[start of Working data]

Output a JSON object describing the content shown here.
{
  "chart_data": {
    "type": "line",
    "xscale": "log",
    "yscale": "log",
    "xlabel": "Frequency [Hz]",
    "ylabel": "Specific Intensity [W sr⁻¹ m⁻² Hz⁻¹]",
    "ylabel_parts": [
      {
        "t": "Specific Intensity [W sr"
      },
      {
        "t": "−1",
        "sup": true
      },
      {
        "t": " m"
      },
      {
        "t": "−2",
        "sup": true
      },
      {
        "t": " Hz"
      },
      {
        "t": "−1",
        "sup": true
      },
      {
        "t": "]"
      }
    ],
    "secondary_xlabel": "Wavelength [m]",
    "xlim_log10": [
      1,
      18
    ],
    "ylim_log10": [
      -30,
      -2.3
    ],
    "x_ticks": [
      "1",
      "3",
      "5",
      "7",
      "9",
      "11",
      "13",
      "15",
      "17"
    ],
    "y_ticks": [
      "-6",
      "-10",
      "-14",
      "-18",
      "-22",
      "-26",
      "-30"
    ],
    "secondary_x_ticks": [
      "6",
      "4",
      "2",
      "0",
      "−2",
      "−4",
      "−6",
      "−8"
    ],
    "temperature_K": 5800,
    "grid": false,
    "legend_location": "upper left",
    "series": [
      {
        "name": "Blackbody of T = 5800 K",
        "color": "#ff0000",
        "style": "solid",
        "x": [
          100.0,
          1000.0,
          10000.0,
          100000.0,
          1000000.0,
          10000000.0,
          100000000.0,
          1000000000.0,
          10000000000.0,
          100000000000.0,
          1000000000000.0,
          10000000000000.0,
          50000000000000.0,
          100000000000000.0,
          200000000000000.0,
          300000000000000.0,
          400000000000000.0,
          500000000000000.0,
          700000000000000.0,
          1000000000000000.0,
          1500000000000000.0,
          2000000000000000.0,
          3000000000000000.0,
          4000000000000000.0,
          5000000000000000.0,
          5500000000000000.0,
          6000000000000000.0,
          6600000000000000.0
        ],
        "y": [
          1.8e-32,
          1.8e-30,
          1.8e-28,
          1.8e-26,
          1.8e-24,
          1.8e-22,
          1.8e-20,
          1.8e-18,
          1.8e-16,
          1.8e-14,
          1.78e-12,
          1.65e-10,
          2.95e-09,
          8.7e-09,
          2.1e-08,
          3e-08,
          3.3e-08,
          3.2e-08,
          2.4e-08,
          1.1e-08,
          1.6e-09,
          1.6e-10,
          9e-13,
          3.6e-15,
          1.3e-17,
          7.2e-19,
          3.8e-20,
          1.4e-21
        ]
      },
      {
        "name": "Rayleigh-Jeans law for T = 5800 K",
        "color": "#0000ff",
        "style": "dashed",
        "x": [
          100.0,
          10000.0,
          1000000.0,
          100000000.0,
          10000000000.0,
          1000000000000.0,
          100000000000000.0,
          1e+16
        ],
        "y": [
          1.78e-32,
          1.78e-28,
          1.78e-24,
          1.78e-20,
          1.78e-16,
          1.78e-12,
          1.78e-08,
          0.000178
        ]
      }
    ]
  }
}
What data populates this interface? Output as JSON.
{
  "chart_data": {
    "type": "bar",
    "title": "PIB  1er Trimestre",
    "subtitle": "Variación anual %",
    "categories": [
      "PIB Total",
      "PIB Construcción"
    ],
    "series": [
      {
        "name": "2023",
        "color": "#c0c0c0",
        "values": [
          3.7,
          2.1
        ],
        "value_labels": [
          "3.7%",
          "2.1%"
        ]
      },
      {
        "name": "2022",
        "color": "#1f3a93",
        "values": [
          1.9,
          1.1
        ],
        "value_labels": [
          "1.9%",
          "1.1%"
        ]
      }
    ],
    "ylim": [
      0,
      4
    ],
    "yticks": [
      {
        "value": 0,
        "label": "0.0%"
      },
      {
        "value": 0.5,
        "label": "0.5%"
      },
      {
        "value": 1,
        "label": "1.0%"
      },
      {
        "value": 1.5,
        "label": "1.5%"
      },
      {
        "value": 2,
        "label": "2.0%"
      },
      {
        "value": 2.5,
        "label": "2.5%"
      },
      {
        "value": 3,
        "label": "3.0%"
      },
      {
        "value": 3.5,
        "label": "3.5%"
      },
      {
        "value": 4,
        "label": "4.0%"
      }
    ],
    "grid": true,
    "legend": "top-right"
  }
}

[end of Working data]

**To do**.
Copy out all of the data exactly, leaving nothing out.

**Finished task**.
Output a JSON object describing the content shown here.
{
  "chart_data": {
    "type": "line",
    "xscale": "log",
    "yscale": "log",
    "xlabel": "Frequency [Hz]",
    "ylabel": "Specific Intensity [W sr⁻¹ m⁻² Hz⁻¹]",
    "ylabel_parts": [
      {
        "t": "Specific Intensity [W sr"
      },
      {
        "t": "−1",
        "sup": true
      },
      {
        "t": " m"
      },
      {
        "t": "−2",
        "sup": true
      },
      {
        "t": " Hz"
      },
      {
        "t": "−1",
        "sup": true
      },
      {
        "t": "]"
      }
    ],
    "secondary_xlabel": "Wavelength [m]",
    "xlim_log10": [
      1,
      18
    ],
    "ylim_log10": [
      -30,
      -2.3
    ],
    "x_ticks": [
      "1",
      "3",
      "5",
      "7",
      "9",
      "11",
      "13",
      "15",
      "17"
    ],
    "y_ticks": [
      "-6",
      "-10",
      "-14",
      "-18",
      "-22",
      "-26",
      "-30"
    ],
    "secondary_x_ticks": [
      "6",
      "4",
      "2",
      "0",
      "−2",
      "−4",
      "−6",
      "−8"
    ],
    "temperature_K": 5800,
    "grid": false,
    "legend_location": "upper left",
    "series": [
      {
        "name": "Blackbody of T = 5800 K",
        "color": "#ff0000",
        "style": "solid",
        "x": [
          100.0,
          1000.0,
          10000.0,
          100000.0,
          1000000.0,
          10000000.0,
          100000000.0,
          1000000000.0,
          10000000000.0,
          100000000000.0,
          1000000000000.0,
          10000000000000.0,
          50000000000000.0,
          100000000000000.0,
          200000000000000.0,
          300000000000000.0,
          400000000000000.0,
          500000000000000.0,
          700000000000000.0,
          1000000000000000.0,
          1500000000000000.0,
          2000000000000000.0,
          3000000000000000.0,
          4000000000000000.0,
          5000000000000000.0,
          5500000000000000.0,
          6000000000000000.0,
          6600000000000000.0
        ],
        "y": [
          1.8e-32,
          1.8e-30,
          1.8e-28,
          1.8e-26,
          1.8e-24,
          1.8e-22,
          1.8e-20,
          1.8e-18,
          1.8e-16,
          1.8e-14,
          1.78e-12,
          1.65e-10,
          2.95e-09,
          8.7e-09,
          2.1e-08,
          3e-08,
          3.3e-08,
          3.2e-08,
          2.4e-08,
          1.1e-08,
          1.6e-09,
          1.6e-10,
          9e-13,
          3.6e-15,
          1.3e-17,
          7.2e-19,
          3.8e-20,
          1.4e-21
        ]
      },
      {
        "name": "Rayleigh-Jeans law for T = 5800 K",
        "color": "#0000ff",
        "style": "dashed",
        "x": [
          100.0,
          10000.0,
          1000000.0,
          100000000.0,
          10000000000.0,
          1000000000000.0,
          100000000000000.0,
          1e+16
        ],
        "y": [
          1.78e-32,
          1.78e-28,
          1.78e-24,
          1.78e-20,
          1.78e-16,
          1.78e-12,
          1.78e-08,
          0.000178
        ]
      }
    ]
  }
}
What data populates this interface? Output as JSON.
{
  "chart_data": {
    "type": "bar",
    "title": "PIB  1er Trimestre",
    "subtitle": "Variación anual %",
    "categories": [
      "PIB Total",
      "PIB Construcción"
    ],
    "series": [
      {
        "name": "2023",
        "color": "#c0c0c0",
        "values": [
          3.7,
          2.1
        ],
        "value_labels": [
          "3.7%",
          "2.1%"
        ]
      },
      {
        "name": "2022",
        "color": "#1f3a93",
        "values": [
          1.9,
          1.1
        ],
        "value_labels": [
          "1.9%",
          "1.1%"
        ]
      }
    ],
    "ylim": [
      0,
      4
    ],
    "yticks": [
      {
        "value": 0,
        "label": "0.0%"
      },
      {
        "value": 0.5,
        "label": "0.5%"
      },
      {
        "value": 1,
        "label": "1.0%"
      },
      {
        "value": 1.5,
        "label": "1.5%"
      },
      {
        "value": 2,
        "label": "2.0%"
      },
      {
        "value": 2.5,
        "label": "2.5%"
      },
      {
        "value": 3,
        "label": "3.0%"
      },
      {
        "value": 3.5,
        "label": "3.5%"
      },
      {
        "value": 4,
        "label": "4.0%"
      }
    ],
    "grid": true,
    "legend": "top-right"
  }
}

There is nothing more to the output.